▸ Stated goal:
Look through the data below and return each line where "能借助注释理解诗句的意思" appears.

▸ Dataset extract:
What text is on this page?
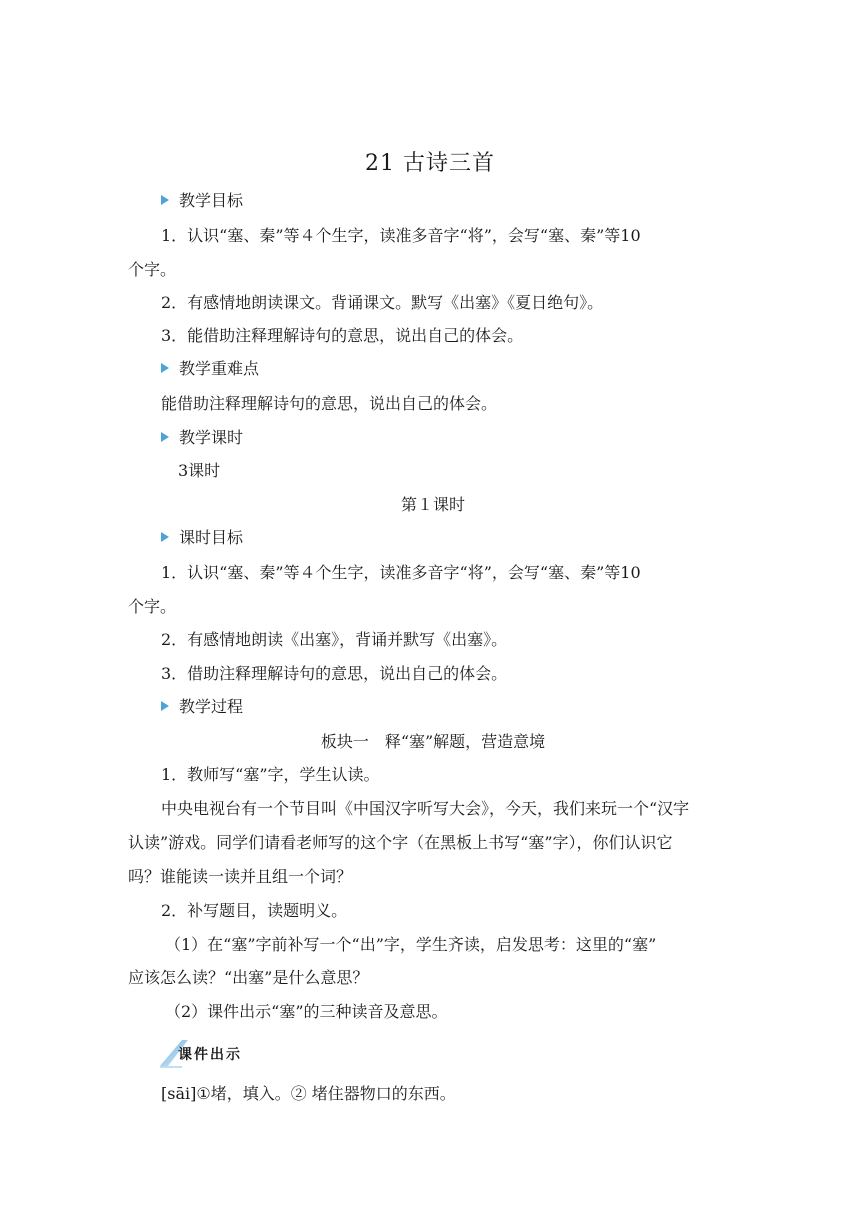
21 古诗三首
教学目标
1．认识“塞、秦”等４个生字，读准多音字“将”，会写“塞、秦”等10
个字。
2．有感情地朗读课文。背诵课文。默写《出塞》《夏日绝句》。
3．能借助注释理解诗句的意思，说出自己的体会。
教学重难点
能借助注释理解诗句的意思，说出自己的体会。
教学课时
3课时
第１课时
课时目标
1．认识“塞、秦”等４个生字，读准多音字“将”，会写“塞、秦”等10
个字。
2．有感情地朗读《出塞》，背诵并默写《出塞》。
3．借助注释理解诗句的意思，说出自己的体会。
教学过程
板块一　释“塞”解题，营造意境
1．教师写“塞”字，学生认读。
中央电视台有一个节目叫《中国汉字听写大会》，今天，我们来玩一个“汉字
认读”游戏。同学们请看老师写的这个字（在黑板上书写“塞”字），你们认识它
吗？谁能读一读并且组一个词？
2．补写题目，读题明义。
（1）在“塞”字前补写一个“出”字，学生齐读，启发思考：这里的“塞”
应该怎么读？“出塞”是什么意思？
（2）课件出示“塞”的三种读音及意思。
课件出示
[sāi]①堵，填入。② 堵住器物口的东西。
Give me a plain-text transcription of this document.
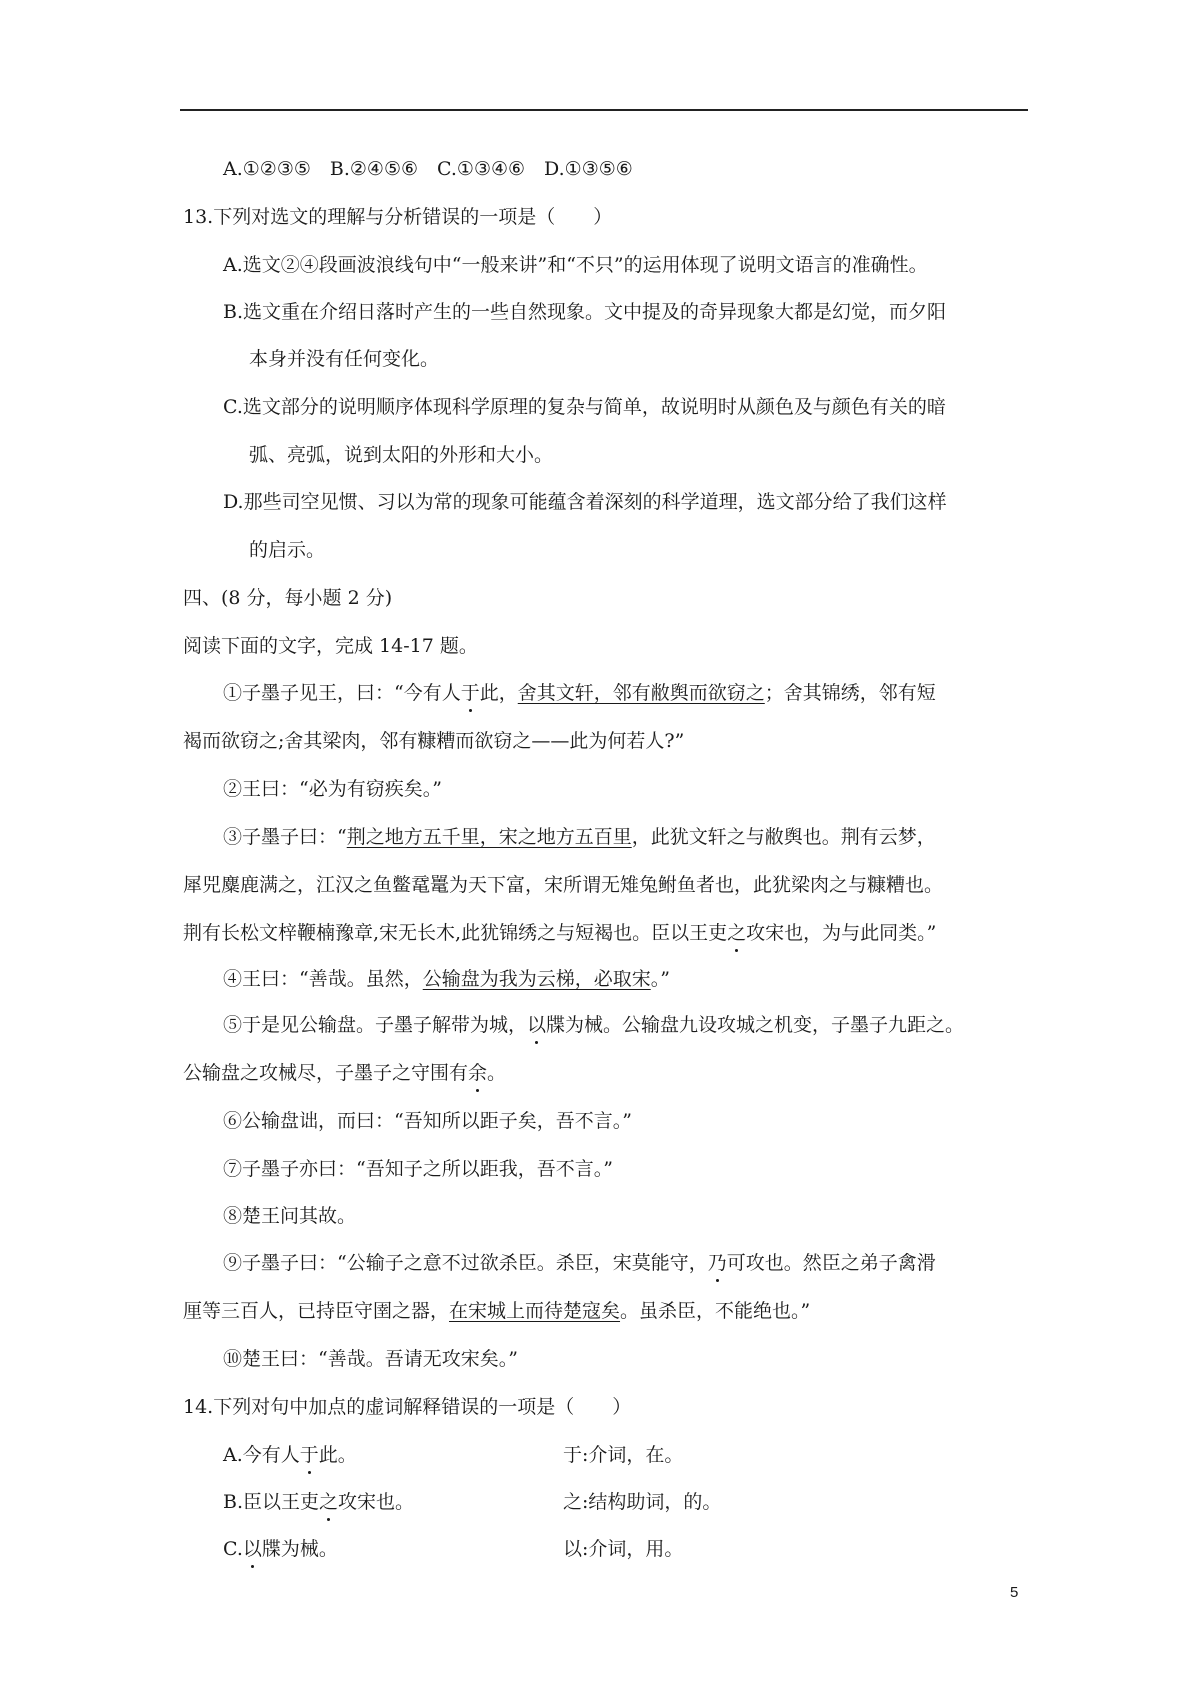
A.①②③⑤　B.②④⑤⑥　C.①③④⑥　D.①③⑤⑥
13.下列对选文的理解与分析错误的一项是（　　）
A.选文②④段画波浪线句中“一般来讲”和“不只”的运用体现了说明文语言的准确性。
B.选文重在介绍日落时产生的一些自然现象。文中提及的奇异现象大都是幻觉，而夕阳
本身并没有任何变化。
C.选文部分的说明顺序体现科学原理的复杂与简单，故说明时从颜色及与颜色有关的暗
弧、亮弧，说到太阳的外形和大小。
D.那些司空见惯、习以为常的现象可能蕴含着深刻的科学道理，选文部分给了我们这样
的启示。
四、(8 分，每小题 2 分)
阅读下面的文字，完成 14-17 题。
①子墨子见王，曰：“今有人于此，舍其文轩，邻有敝舆而欲窃之；舍其锦绣，邻有短
褐而欲窃之;舍其梁肉，邻有糠糟而欲窃之——此为何若人?”
②王曰：“必为有窃疾矣。”
③子墨子曰：“荆之地方五千里，宋之地方五百里，此犹文轩之与敝舆也。荆有云梦，
犀兕麋鹿满之，江汉之鱼鳖鼋鼍为天下富，宋所谓无雉兔鲋鱼者也，此犹梁肉之与糠糟也。
荆有长松文梓鞭楠豫章,宋无长木,此犹锦绣之与短褐也。臣以王吏之攻宋也，为与此同类。”
④王曰：“善哉。虽然，公输盘为我为云梯，必取宋。”
⑤于是见公输盘。子墨子解带为城，以牒为械。公输盘九设攻城之机变，子墨子九距之。
公输盘之攻械尽，子墨子之守围有余。
⑥公输盘诎，而曰：“吾知所以距子矣，吾不言。”
⑦子墨子亦曰：“吾知子之所以距我，吾不言。”
⑧楚王问其故。
⑨子墨子曰：“公输子之意不过欲杀臣。杀臣，宋莫能守，乃可攻也。然臣之弟子禽滑
厘等三百人，已持臣守圉之器，在宋城上而待楚寇矣。虽杀臣，不能绝也。”
⑩楚王曰：“善哉。吾请无攻宋矣。”
14.下列对句中加点的虚词解释错误的一项是（　　）
A.今有人于此。	于:介词，在。
B.臣以王吏之攻宋也。	之:结构助词，的。
C.以牒为械。	以:介词，用。
5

▸ Answer for the task:
3．能借助注释理解诗句的意思，说出自己的体会。
能借助注释理解诗句的意思，说出自己的体会。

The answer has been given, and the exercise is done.